* **Written request**
Pull out every line below that contains the word "name".

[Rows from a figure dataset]

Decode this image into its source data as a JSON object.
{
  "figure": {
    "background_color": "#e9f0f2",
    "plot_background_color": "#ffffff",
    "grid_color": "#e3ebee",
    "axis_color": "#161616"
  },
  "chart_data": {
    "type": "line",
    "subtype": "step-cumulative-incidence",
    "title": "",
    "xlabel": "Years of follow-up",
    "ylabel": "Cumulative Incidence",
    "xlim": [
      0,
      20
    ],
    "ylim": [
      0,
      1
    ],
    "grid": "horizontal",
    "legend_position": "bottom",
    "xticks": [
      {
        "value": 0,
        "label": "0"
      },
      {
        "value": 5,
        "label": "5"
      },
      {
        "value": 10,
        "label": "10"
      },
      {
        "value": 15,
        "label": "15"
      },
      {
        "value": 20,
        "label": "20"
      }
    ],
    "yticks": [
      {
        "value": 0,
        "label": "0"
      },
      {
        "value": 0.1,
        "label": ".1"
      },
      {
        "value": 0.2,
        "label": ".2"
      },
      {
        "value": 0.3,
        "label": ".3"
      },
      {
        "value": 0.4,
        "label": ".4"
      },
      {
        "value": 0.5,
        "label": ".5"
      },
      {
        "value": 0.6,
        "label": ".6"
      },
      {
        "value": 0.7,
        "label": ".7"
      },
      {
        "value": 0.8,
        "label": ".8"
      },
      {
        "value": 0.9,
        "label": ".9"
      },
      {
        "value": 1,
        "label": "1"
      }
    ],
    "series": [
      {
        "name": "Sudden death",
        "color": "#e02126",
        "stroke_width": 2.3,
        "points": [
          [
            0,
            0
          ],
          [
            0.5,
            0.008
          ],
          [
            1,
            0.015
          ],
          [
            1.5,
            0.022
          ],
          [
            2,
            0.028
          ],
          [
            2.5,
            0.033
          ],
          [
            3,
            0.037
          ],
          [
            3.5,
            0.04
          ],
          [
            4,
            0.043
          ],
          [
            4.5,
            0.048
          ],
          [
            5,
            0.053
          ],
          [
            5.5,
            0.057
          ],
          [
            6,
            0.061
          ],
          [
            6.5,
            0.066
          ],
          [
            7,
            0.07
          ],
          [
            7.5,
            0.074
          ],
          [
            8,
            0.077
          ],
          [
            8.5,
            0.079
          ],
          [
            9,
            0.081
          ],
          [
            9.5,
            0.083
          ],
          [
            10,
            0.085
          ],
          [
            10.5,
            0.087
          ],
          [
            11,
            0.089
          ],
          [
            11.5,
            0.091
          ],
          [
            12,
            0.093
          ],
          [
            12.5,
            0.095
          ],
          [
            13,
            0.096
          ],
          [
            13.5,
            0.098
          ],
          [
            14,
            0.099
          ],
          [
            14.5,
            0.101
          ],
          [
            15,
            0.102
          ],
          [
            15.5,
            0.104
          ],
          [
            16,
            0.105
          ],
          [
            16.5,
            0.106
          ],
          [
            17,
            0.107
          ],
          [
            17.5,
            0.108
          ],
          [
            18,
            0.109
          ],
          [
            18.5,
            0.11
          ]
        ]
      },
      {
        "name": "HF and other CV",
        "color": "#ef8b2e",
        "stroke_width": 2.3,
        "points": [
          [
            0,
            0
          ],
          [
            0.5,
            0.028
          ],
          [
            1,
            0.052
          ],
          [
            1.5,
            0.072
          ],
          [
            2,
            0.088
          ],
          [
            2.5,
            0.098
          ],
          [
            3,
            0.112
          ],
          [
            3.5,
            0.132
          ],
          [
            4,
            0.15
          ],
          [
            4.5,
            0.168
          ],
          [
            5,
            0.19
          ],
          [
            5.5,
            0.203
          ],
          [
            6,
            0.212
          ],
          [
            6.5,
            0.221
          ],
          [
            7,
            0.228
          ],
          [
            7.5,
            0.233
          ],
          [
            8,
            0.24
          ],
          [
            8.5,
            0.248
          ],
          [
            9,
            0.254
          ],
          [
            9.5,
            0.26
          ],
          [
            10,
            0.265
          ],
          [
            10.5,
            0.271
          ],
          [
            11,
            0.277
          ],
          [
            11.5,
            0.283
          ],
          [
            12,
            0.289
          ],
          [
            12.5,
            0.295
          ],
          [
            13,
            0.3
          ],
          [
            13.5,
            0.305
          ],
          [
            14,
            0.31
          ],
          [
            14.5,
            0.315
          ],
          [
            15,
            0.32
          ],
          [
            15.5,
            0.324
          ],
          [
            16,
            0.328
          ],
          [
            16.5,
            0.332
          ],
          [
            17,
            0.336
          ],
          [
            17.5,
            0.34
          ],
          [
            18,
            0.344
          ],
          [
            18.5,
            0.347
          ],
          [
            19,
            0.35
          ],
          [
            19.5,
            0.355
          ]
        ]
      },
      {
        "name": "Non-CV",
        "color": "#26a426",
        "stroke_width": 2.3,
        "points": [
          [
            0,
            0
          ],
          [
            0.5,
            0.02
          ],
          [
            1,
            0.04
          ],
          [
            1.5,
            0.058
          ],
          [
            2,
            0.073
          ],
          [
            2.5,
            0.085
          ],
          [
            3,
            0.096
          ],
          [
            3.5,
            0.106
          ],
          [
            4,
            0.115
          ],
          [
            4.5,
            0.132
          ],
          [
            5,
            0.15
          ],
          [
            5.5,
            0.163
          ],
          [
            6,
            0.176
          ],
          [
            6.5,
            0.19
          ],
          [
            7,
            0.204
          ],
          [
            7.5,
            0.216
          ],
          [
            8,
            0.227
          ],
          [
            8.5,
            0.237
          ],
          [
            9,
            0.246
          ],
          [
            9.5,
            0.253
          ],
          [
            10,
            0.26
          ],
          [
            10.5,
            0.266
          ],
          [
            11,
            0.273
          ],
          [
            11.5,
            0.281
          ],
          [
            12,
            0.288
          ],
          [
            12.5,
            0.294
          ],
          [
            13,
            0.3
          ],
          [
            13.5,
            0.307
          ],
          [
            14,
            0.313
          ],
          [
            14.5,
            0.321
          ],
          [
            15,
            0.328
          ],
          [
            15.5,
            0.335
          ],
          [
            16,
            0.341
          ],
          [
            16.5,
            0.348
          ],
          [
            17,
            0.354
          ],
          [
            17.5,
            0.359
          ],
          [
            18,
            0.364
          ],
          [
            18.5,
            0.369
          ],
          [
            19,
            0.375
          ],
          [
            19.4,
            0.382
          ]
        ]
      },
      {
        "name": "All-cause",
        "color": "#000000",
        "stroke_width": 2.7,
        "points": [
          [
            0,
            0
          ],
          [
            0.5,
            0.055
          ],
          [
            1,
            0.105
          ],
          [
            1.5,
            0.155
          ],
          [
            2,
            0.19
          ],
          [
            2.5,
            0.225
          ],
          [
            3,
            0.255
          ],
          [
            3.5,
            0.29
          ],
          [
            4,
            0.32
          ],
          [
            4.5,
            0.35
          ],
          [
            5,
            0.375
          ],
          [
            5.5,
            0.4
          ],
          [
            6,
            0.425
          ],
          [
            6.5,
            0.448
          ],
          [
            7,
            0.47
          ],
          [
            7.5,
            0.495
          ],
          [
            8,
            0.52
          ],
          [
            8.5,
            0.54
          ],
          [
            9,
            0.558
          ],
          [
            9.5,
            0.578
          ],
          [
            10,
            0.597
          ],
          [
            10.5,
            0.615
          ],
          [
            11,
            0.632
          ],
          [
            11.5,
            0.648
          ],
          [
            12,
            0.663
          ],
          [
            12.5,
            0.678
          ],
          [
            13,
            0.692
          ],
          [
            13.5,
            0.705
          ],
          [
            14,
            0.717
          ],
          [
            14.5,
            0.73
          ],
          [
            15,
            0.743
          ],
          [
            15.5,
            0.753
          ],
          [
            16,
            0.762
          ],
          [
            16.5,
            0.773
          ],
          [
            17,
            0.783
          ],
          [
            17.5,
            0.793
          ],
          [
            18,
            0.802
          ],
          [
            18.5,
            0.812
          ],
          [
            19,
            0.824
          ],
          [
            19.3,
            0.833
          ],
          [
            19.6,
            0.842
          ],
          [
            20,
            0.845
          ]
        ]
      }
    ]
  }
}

* **Worked solution**
        "name": "Sudden death",
        "name": "HF and other CV",
        "name": "Non-CV",
        "name": "All-cause",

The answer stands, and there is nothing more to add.